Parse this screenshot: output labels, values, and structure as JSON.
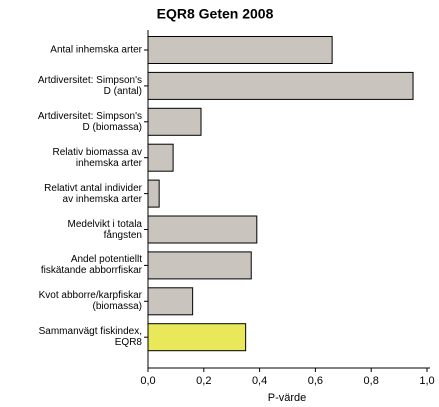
{
  "chart_data": {
    "type": "barh",
    "title": "EQR8 Geten 2008",
    "x_label": "P-värde",
    "categories": [
      "Antal inhemska arter",
      "Artdiversitet: Simpson's\nD (antal)",
      "Artdiversitet: Simpson's\nD (biomassa)",
      "Relativ biomassa av\ninhemska arter",
      "Relativt antal individer\nav inhemska arter",
      "Medelvikt i totala\nfångsten",
      "Andel potentiellt\nfiskätande abborrfiskar",
      "Kvot abborre/karpfiskar\n(biomassa)",
      "Sammanvägt fiskindex,\nEQR8"
    ],
    "values": [
      0.66,
      0.95,
      0.19,
      0.09,
      0.04,
      0.39,
      0.37,
      0.16,
      0.35
    ],
    "colors": [
      "#c9c5be",
      "#c9c5be",
      "#c9c5be",
      "#c9c5be",
      "#c9c5be",
      "#c9c5be",
      "#c9c5be",
      "#c9c5be",
      "#e8e85a"
    ],
    "xlim": [
      0,
      1.0
    ],
    "xticks": [
      {
        "value": 0,
        "label": "0,0"
      },
      {
        "value": 0.2,
        "label": "0,2"
      },
      {
        "value": 0.4,
        "label": "0,4"
      },
      {
        "value": 0.6,
        "label": "0,6"
      },
      {
        "value": 0.8,
        "label": "0,8"
      },
      {
        "value": 1.0,
        "label": "1,0"
      }
    ]
  }
}
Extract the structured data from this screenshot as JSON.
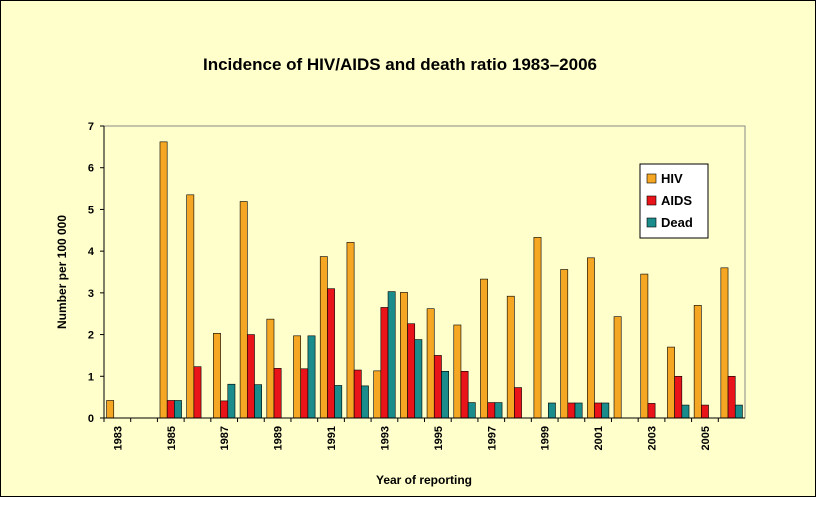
{
  "chart_data": {
    "type": "bar",
    "title": "Incidence of HIV/AIDS and death ratio 1983–2006",
    "x_label": "Year of reporting",
    "y_label": "Number per 100 000",
    "categories": [
      "1983",
      null,
      "1985",
      null,
      "1987",
      null,
      "1989",
      null,
      "1991",
      null,
      "1993",
      null,
      "1995",
      null,
      "1997",
      null,
      "1999",
      null,
      "2001",
      null,
      "2003",
      null,
      "2005",
      null
    ],
    "series": [
      {
        "name": "HIV",
        "color": "#f5a623",
        "values": [
          0.42,
          0,
          6.62,
          5.35,
          2.03,
          5.19,
          2.37,
          1.97,
          3.87,
          4.21,
          1.13,
          3.01,
          2.62,
          2.23,
          3.33,
          2.92,
          4.33,
          3.56,
          3.84,
          2.43,
          3.45,
          1.7,
          2.7,
          3.6
        ]
      },
      {
        "name": "AIDS",
        "color": "#e8141a",
        "values": [
          0,
          0,
          0.42,
          1.23,
          0.41,
          2.0,
          1.19,
          1.18,
          3.1,
          1.15,
          2.65,
          2.26,
          1.5,
          1.12,
          0.37,
          0.73,
          0,
          0.36,
          0.36,
          0,
          0.35,
          1.0,
          0.31,
          1.0
        ]
      },
      {
        "name": "Dead",
        "color": "#1a8c8c",
        "values": [
          0,
          0,
          0.42,
          0,
          0.81,
          0.8,
          0,
          1.97,
          0.78,
          0.77,
          3.03,
          1.88,
          1.12,
          0.37,
          0.37,
          0,
          0.36,
          0.36,
          0.36,
          0,
          0,
          0.31,
          0,
          0.31
        ]
      }
    ],
    "ylim": [
      0,
      7
    ],
    "yticks": [
      0,
      1,
      2,
      3,
      4,
      5,
      6,
      7
    ],
    "grid": false,
    "legend": "right"
  }
}
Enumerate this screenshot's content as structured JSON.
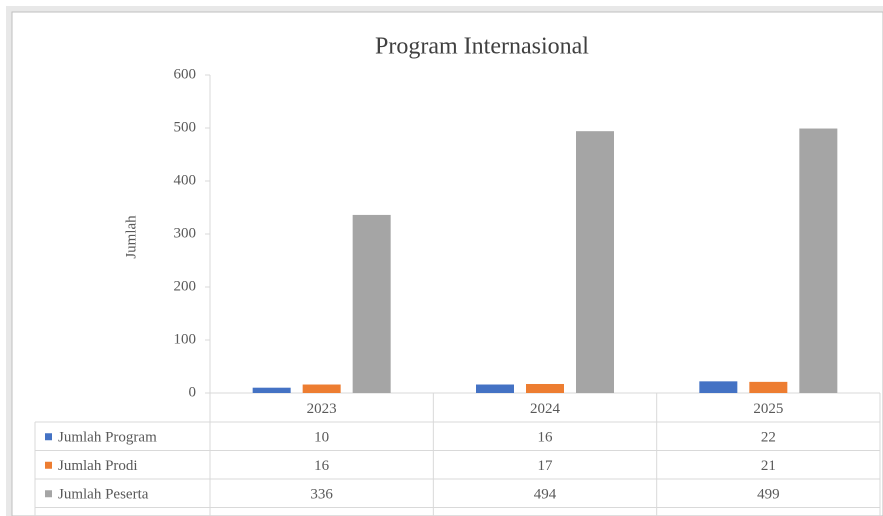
{
  "chart_data": {
    "type": "bar",
    "title": "Program Internasional",
    "y_label": "Jumlah",
    "categories": [
      "2023",
      "2024",
      "2025"
    ],
    "series": [
      {
        "name": "Jumlah Program",
        "color": "#4472c4",
        "values": [
          10,
          16,
          22
        ]
      },
      {
        "name": "Jumlah Prodi",
        "color": "#ed7d31",
        "values": [
          16,
          17,
          21
        ]
      },
      {
        "name": "Jumlah Peserta",
        "color": "#a5a5a5",
        "values": [
          336,
          494,
          499
        ]
      }
    ],
    "ylim": [
      0,
      600
    ],
    "yticks": [
      0,
      100,
      200,
      300,
      400,
      500,
      600
    ],
    "grid": false,
    "data_table": true
  }
}
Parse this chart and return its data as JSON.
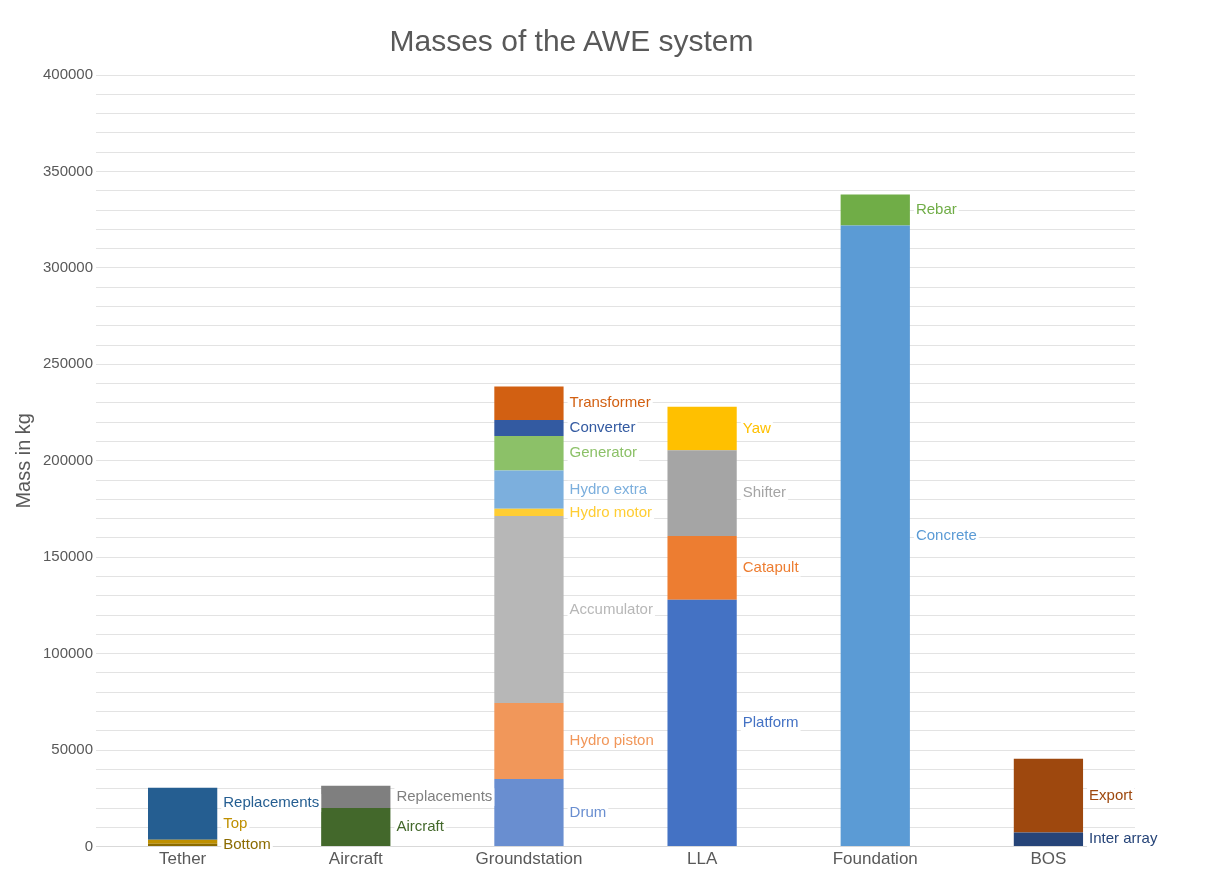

* Request:
Identify which lines contain the word "biomassa" and copy each one.

* Expected output:
      "Artdiversitet: Simpson's\nD (biomassa)",
      "Relativ biomassa av\ninhemska arter",
      "Kvot abborre/karpfiskar\n(biomassa)",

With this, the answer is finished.